%%
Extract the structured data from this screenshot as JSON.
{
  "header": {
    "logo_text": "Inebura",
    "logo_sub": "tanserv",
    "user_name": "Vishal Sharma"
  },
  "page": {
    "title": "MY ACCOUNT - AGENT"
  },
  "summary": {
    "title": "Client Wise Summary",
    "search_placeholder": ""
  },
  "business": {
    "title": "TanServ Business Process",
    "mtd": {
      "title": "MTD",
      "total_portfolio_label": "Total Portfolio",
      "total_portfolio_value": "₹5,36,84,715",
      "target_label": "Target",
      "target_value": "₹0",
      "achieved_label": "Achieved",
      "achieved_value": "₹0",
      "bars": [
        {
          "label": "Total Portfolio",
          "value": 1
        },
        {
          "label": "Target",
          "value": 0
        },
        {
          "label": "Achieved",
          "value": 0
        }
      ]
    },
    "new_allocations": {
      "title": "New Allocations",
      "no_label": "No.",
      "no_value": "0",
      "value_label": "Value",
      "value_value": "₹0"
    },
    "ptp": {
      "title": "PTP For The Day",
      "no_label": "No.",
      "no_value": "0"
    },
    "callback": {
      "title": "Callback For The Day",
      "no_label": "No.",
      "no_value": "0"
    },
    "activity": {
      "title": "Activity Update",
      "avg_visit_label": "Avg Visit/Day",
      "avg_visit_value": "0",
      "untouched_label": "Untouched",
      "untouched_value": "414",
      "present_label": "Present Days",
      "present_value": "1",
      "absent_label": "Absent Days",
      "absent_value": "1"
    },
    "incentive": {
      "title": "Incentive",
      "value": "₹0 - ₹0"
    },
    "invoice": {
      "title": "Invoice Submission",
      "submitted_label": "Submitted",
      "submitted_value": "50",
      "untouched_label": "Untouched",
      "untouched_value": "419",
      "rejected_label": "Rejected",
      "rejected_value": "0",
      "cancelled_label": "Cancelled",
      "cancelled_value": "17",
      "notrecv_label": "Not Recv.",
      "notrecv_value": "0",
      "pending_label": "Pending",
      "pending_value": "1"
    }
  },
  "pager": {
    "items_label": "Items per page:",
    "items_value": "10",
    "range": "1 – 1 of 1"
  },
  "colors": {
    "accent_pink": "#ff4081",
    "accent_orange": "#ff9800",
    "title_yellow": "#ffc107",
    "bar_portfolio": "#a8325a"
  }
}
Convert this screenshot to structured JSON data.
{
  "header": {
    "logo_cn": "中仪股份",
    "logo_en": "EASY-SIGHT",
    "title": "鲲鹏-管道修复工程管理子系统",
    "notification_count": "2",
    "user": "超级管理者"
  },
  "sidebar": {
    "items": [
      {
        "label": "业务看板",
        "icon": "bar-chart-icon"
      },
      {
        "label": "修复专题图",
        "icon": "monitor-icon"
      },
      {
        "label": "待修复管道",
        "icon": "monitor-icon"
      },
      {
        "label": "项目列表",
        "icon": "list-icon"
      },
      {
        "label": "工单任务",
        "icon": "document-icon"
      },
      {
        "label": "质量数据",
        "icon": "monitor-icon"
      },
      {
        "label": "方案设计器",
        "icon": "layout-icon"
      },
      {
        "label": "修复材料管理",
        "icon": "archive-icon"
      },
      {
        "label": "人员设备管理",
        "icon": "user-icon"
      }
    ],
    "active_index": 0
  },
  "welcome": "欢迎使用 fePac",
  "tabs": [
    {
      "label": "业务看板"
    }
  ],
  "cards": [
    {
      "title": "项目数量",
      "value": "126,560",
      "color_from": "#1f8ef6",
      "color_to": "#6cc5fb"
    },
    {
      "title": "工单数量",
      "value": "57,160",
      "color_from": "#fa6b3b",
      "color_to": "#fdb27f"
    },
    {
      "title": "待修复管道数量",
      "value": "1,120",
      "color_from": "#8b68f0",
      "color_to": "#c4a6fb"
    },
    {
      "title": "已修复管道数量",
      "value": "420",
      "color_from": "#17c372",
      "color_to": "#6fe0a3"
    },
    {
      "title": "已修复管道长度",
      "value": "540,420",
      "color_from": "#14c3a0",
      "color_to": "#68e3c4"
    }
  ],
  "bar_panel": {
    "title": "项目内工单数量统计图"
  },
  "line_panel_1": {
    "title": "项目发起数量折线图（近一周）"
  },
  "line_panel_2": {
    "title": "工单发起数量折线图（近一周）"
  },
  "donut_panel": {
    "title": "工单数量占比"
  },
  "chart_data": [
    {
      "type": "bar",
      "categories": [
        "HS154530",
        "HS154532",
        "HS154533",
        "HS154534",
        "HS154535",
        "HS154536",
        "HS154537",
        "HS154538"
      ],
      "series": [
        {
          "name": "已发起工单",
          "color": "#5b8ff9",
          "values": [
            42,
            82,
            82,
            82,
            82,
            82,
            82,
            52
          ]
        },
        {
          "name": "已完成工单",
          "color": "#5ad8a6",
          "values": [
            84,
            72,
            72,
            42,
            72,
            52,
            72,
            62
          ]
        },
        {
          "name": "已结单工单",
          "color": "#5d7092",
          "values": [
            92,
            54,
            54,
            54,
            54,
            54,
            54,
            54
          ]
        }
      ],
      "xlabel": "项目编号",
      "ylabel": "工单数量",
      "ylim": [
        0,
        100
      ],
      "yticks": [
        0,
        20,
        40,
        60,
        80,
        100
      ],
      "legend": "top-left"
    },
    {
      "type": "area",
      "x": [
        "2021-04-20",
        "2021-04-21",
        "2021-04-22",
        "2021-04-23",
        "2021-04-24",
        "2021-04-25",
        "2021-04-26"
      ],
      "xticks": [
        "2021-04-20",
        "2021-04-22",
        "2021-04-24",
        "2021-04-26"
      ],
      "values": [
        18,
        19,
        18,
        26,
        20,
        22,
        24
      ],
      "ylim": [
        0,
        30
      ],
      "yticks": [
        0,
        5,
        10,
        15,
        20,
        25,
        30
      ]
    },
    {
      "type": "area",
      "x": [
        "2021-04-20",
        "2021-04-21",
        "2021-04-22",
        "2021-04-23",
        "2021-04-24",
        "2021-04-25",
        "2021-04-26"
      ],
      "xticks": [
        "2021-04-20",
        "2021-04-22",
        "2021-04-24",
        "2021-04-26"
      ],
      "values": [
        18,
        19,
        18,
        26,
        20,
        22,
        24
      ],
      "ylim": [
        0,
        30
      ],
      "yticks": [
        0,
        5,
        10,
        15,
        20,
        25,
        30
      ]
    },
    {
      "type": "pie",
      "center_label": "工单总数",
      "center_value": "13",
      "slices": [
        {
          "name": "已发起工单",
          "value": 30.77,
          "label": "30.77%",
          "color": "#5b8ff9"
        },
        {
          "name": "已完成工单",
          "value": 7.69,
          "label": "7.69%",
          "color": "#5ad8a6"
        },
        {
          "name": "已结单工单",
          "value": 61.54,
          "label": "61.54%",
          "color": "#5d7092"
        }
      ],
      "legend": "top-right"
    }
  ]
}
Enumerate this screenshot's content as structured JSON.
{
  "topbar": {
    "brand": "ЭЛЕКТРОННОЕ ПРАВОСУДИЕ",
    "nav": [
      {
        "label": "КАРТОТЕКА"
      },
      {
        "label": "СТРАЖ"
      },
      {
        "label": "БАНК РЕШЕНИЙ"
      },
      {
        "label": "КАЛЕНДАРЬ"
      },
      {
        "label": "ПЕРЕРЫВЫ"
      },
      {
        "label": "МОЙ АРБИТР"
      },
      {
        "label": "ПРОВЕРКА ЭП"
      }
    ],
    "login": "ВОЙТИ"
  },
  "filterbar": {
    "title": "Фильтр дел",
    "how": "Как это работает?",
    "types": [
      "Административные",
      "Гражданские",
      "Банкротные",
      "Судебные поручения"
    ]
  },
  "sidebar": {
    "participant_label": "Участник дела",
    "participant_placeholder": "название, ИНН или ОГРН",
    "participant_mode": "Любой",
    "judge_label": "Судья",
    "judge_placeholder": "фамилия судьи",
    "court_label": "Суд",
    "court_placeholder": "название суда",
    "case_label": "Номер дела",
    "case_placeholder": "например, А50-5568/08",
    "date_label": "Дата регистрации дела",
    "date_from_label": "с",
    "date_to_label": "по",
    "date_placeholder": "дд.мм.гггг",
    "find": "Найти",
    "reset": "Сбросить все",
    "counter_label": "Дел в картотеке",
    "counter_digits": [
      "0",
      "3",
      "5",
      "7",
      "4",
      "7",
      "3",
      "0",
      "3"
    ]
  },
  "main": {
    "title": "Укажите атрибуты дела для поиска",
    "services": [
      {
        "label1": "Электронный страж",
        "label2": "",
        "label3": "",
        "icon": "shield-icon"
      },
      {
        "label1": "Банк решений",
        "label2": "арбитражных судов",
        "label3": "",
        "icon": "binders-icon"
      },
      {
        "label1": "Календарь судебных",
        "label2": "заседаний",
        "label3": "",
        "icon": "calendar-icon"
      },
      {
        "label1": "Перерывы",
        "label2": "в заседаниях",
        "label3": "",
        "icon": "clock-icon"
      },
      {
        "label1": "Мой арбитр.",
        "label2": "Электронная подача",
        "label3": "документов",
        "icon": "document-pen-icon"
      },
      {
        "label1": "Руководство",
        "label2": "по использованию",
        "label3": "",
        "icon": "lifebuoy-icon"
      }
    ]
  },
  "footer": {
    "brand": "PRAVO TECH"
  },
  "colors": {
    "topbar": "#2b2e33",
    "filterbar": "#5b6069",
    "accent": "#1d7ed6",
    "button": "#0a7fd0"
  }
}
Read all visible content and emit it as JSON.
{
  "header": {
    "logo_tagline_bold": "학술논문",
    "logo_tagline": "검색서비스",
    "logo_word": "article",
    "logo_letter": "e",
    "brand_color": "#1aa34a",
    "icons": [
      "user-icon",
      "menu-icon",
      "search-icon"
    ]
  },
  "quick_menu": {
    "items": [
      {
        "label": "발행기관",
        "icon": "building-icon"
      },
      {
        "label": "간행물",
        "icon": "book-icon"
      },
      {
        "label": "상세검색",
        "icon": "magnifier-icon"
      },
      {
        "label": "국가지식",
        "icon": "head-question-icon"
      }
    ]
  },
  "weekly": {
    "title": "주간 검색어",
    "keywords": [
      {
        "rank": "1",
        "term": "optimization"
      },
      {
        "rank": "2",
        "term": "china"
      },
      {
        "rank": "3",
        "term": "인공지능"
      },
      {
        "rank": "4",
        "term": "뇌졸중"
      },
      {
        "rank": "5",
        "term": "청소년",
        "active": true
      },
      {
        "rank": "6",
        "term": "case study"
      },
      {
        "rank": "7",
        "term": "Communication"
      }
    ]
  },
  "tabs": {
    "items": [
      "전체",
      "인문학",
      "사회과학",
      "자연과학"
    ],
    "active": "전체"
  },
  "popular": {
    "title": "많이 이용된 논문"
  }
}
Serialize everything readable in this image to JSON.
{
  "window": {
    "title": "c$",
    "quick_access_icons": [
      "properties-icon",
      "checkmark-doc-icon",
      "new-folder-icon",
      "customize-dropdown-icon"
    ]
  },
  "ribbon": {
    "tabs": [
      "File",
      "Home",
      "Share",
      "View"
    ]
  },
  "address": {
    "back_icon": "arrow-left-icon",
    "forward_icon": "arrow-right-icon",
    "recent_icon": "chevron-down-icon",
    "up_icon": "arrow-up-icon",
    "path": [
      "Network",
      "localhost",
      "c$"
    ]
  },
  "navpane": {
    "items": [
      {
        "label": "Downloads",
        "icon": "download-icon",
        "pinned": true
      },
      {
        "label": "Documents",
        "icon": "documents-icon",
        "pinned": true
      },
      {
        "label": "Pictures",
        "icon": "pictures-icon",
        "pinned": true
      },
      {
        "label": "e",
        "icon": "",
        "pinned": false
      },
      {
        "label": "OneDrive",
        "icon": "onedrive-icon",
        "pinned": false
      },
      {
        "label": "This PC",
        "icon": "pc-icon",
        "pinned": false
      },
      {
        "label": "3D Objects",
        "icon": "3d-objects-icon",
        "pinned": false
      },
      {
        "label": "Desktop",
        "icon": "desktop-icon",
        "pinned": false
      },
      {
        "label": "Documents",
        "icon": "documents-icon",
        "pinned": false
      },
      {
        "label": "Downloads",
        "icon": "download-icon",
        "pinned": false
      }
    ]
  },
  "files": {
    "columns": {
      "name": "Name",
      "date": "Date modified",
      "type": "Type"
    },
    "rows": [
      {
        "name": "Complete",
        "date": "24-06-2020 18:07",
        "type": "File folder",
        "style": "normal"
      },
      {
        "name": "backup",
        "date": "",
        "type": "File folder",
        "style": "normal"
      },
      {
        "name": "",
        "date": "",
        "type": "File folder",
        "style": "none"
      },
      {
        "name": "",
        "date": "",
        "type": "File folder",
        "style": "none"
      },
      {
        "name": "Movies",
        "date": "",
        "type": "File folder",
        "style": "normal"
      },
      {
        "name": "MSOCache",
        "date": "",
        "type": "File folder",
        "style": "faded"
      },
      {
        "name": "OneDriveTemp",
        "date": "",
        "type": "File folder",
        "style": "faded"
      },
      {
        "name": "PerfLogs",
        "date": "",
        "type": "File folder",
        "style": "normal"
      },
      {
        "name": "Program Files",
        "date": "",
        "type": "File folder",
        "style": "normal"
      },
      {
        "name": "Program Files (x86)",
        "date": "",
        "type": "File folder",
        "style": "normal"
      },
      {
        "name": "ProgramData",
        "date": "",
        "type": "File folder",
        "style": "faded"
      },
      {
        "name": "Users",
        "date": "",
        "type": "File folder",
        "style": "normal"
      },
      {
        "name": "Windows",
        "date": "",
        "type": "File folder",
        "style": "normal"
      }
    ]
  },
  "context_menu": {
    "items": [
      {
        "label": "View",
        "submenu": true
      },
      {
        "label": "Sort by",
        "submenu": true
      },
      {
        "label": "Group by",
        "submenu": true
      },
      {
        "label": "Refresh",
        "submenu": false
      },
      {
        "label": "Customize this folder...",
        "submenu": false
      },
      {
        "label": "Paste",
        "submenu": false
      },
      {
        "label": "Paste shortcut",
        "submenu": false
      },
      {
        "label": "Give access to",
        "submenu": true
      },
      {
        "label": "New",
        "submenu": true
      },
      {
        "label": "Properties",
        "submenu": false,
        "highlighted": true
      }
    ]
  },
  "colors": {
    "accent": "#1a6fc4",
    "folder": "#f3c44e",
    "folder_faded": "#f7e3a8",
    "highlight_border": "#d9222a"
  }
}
%%
Using the material above, report each line where "content" occurs.

» TASK SOLUTION
Enumerate this screenshot's content as structured JSON.
Read all visible content and emit it as JSON.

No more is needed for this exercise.